TUGAS WAJIB:
a) Salin persis bagian tulisan tentang bansos Jokowi, mulai dari "Sinterklas Lancung di" sampai dengan "itu tidaklah berlebihan.".
b) Dalam satu sampai tiga kalimat, jelaskan menurut tulisan tentang bansos Jokowi mengapa data LAPOP yang dikutip Burhanuddin Muhtadi seharusnya membuat malu warga Indonesia.

KUTIPAN TEKS:
Kanal

Sinterklas Lancung di ‘Tahun Bansos’


Alih-alih bersikap netral dan diam mencermati masa kampanye yang tengah berlangsung, Jokowi malah rantang-runtung ke sana ke mari, laiknya juru kampanye. Pada kunjungannya ke Desa Margagiri, Kecamatan Bojonegara, Serang, Senin (8/1/2023), seolah Sinterklas di hari-hari menjelang Natal, Presiden Joko Widodo kedapatan melakukan Bantuan Sosial (Bansos) dikelilingi spanduk pasangan calon nomor urut 2, Prabowo-Gibran.

Andai dari sebuah podium sederhana di tengah sebuah demonstrasi, seorang mahasiswa lantang bertanya,”Apakah Presiden Jokowi peduli dengan nasib dan masa depan negeri ini?” Mencermati politik Indonesia di setidaknya tiga bulan terakhir, jika banyak rakyat yang menjawab “tidak!”, hal itu tidaklah berlebihan.

Merujuk Profesor Burhanuddin Muhtadi pada pidato pengukuhannya sebagai guru besar ilmu politik Universitas Islam Negeri Jakarta, November 2023, ada data yang seharusnya bikin malu seluruh WIR, alias Warga Indonesia Raya. Kita semua. Menurut Prof Burhanudin, data yang muncul dari penelitian Latin American Public Opinion Project (LAPOP), sebuah lembaga penelitian terkemuka yang mengkhusus-kan diri dalam pengembangan, implementasi, dan analisis demokrasi di Amerika Latin, tingkat transaksi politik uang global rata-rata adalah 14,22 persen. Namun, di beberapa negara tingkat kebusukan itu jauh di atas rata-rata. Kumpulan negara yang secara demokrasi bermasalah itu adalah Uganda (41 persen), Benin (37 persen), Indonesia (33 persen), Kenya (32 persen), Liberia (28 persen), Swaziland (27 persen), Mali (26 persen), dan Nigeria (24 persen).

INFORMASI YANG DIBERIKAN:
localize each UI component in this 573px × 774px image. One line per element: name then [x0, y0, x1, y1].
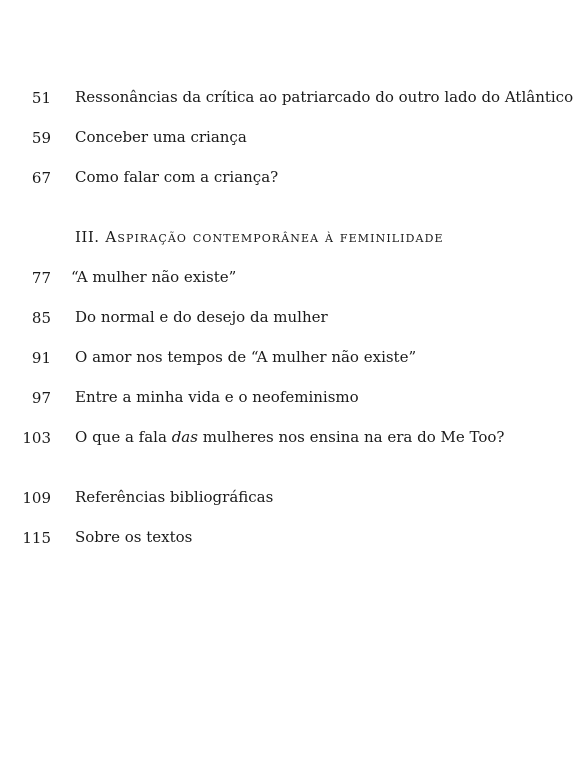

JAWABAN TERTULIS:
a)
Sinterklas Lancung di ‘Tahun Bansos’


Alih-alih bersikap netral dan diam mencermati masa kampanye yang tengah berlangsung, Jokowi malah rantang-runtung ke sana ke mari, laiknya juru kampanye. Pada kunjungannya ke Desa Margagiri, Kecamatan Bojonegara, Serang, Senin (8/1/2023), seolah Sinterklas di hari-hari menjelang Natal, Presiden Joko Widodo kedapatan melakukan Bantuan Sosial (Bansos) dikelilingi spanduk pasangan calon nomor urut 2, Prabowo-Gibran.

Andai dari sebuah podium sederhana di tengah sebuah demonstrasi, seorang mahasiswa lantang bertanya,”Apakah Presiden Jokowi peduli dengan nasib dan masa depan negeri ini?” Mencermati politik Indonesia di setidaknya tiga bulan terakhir, jika banyak rakyat yang menjawab “tidak!”, hal itu tidaklah berlebihan.

b) Data itu menunjukkan bahwa tingkat transaksi politik uang di Indonesia mencapai 33 persen, jauh di atas rata-rata global sebesar 14,22 persen. Dengan angka tersebut, Indonesia termasuk dalam kumpulan negara yang secara demokrasi bermasalah, bersama Uganda, Benin, Kenya, Liberia, Swaziland, Mali, dan Nigeria.